[Collection entries]
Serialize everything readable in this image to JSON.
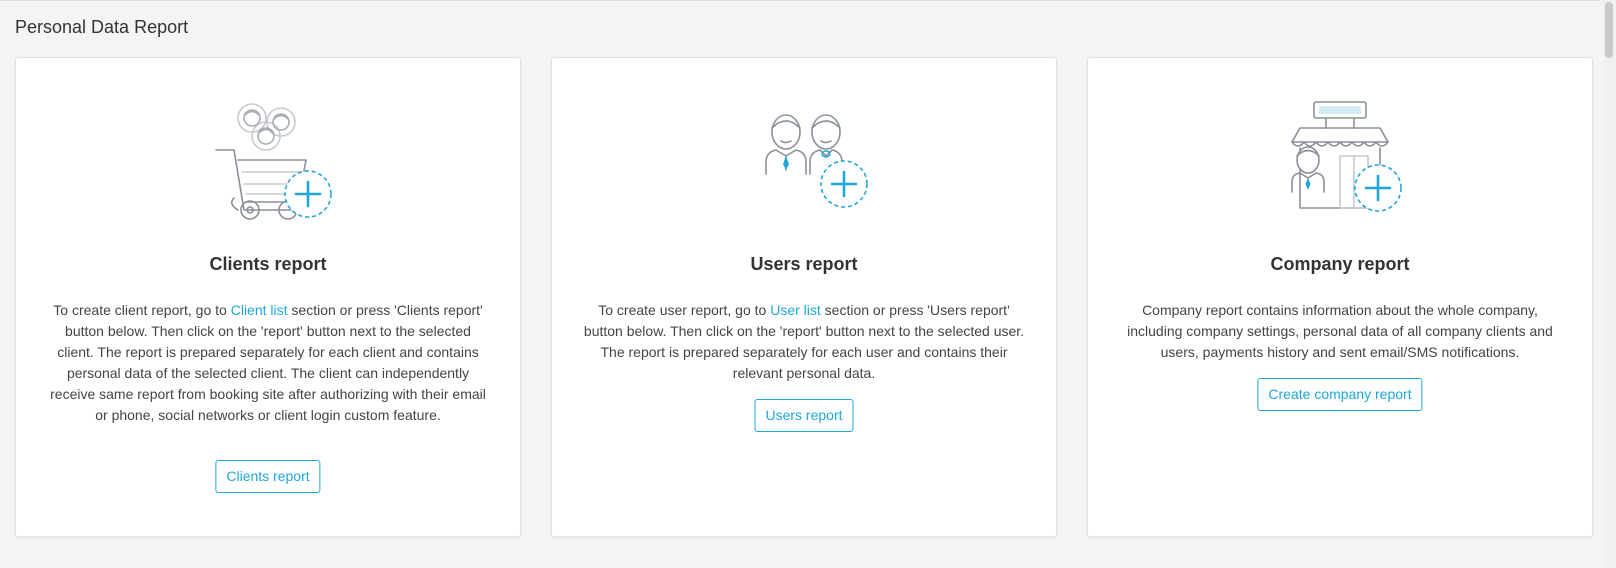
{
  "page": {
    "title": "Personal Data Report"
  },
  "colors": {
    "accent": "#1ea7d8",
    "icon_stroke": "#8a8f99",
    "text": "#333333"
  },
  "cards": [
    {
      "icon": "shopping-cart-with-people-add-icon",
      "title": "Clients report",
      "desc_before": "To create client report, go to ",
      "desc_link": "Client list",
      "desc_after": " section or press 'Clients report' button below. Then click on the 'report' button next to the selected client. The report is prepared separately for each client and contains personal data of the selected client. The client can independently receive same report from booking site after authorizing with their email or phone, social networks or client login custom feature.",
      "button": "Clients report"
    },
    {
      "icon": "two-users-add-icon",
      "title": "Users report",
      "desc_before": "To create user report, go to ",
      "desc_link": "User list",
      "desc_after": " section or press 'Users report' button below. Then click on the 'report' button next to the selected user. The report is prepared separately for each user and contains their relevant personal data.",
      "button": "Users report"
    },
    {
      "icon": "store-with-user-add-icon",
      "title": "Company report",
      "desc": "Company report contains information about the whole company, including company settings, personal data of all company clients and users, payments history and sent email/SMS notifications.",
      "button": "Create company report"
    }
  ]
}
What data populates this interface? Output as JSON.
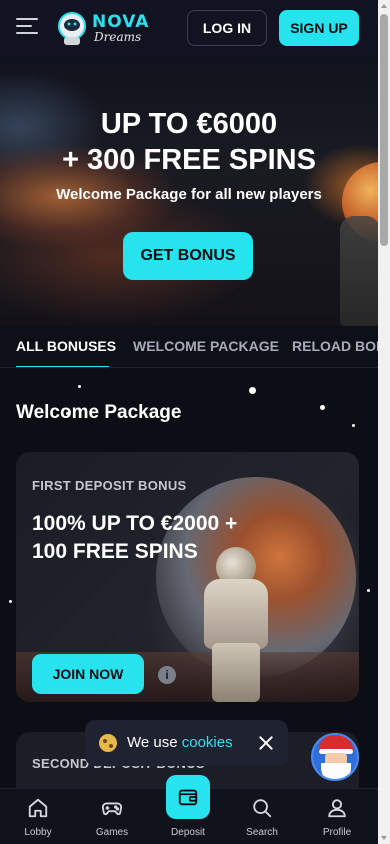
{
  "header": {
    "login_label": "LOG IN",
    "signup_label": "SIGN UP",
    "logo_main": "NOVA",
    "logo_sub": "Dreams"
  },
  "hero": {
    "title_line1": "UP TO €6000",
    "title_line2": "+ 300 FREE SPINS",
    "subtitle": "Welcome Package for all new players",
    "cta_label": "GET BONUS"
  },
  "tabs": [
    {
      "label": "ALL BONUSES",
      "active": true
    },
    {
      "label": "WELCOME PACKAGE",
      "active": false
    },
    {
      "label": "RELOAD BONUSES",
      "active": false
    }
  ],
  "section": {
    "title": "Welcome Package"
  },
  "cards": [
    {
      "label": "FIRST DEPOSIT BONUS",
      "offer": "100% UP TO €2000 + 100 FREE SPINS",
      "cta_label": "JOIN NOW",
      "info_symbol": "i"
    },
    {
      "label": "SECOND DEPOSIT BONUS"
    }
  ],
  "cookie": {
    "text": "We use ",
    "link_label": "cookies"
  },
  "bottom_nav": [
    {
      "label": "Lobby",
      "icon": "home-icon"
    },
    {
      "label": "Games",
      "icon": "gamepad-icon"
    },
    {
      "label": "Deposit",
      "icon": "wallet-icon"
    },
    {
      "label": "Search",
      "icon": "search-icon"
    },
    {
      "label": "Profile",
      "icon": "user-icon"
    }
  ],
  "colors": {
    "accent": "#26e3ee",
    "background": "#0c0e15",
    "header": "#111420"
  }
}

_Written exercise_. Repeat all of the records verbatim, leaving out the pictures.

_Result_.
Serialize everything readable in this image to JSON.
{
  "page": {
    "title": "Personal Data Report"
  },
  "colors": {
    "accent": "#1ea7d8",
    "icon_stroke": "#8a8f99",
    "text": "#333333"
  },
  "cards": [
    {
      "icon": "shopping-cart-with-people-add-icon",
      "title": "Clients report",
      "desc_before": "To create client report, go to ",
      "desc_link": "Client list",
      "desc_after": " section or press 'Clients report' button below. Then click on the 'report' button next to the selected client. The report is prepared separately for each client and contains personal data of the selected client. The client can independently receive same report from booking site after authorizing with their email or phone, social networks or client login custom feature.",
      "button": "Clients report"
    },
    {
      "icon": "two-users-add-icon",
      "title": "Users report",
      "desc_before": "To create user report, go to ",
      "desc_link": "User list",
      "desc_after": " section or press 'Users report' button below. Then click on the 'report' button next to the selected user. The report is prepared separately for each user and contains their relevant personal data.",
      "button": "Users report"
    },
    {
      "icon": "store-with-user-add-icon",
      "title": "Company report",
      "desc": "Company report contains information about the whole company, including company settings, personal data of all company clients and users, payments history and sent email/SMS notifications.",
      "button": "Create company report"
    }
  ]
}
What data populates this interface? Output as JSON.
{
  "header": {
    "login_label": "LOG IN",
    "signup_label": "SIGN UP",
    "logo_main": "NOVA",
    "logo_sub": "Dreams"
  },
  "hero": {
    "title_line1": "UP TO €6000",
    "title_line2": "+ 300 FREE SPINS",
    "subtitle": "Welcome Package for all new players",
    "cta_label": "GET BONUS"
  },
  "tabs": [
    {
      "label": "ALL BONUSES",
      "active": true
    },
    {
      "label": "WELCOME PACKAGE",
      "active": false
    },
    {
      "label": "RELOAD BONUSES",
      "active": false
    }
  ],
  "section": {
    "title": "Welcome Package"
  },
  "cards": [
    {
      "label": "FIRST DEPOSIT BONUS",
      "offer": "100% UP TO €2000 + 100 FREE SPINS",
      "cta_label": "JOIN NOW",
      "info_symbol": "i"
    },
    {
      "label": "SECOND DEPOSIT BONUS"
    }
  ],
  "cookie": {
    "text": "We use ",
    "link_label": "cookies"
  },
  "bottom_nav": [
    {
      "label": "Lobby",
      "icon": "home-icon"
    },
    {
      "label": "Games",
      "icon": "gamepad-icon"
    },
    {
      "label": "Deposit",
      "icon": "wallet-icon"
    },
    {
      "label": "Search",
      "icon": "search-icon"
    },
    {
      "label": "Profile",
      "icon": "user-icon"
    }
  ],
  "colors": {
    "accent": "#26e3ee",
    "background": "#0c0e15",
    "header": "#111420"
  }
}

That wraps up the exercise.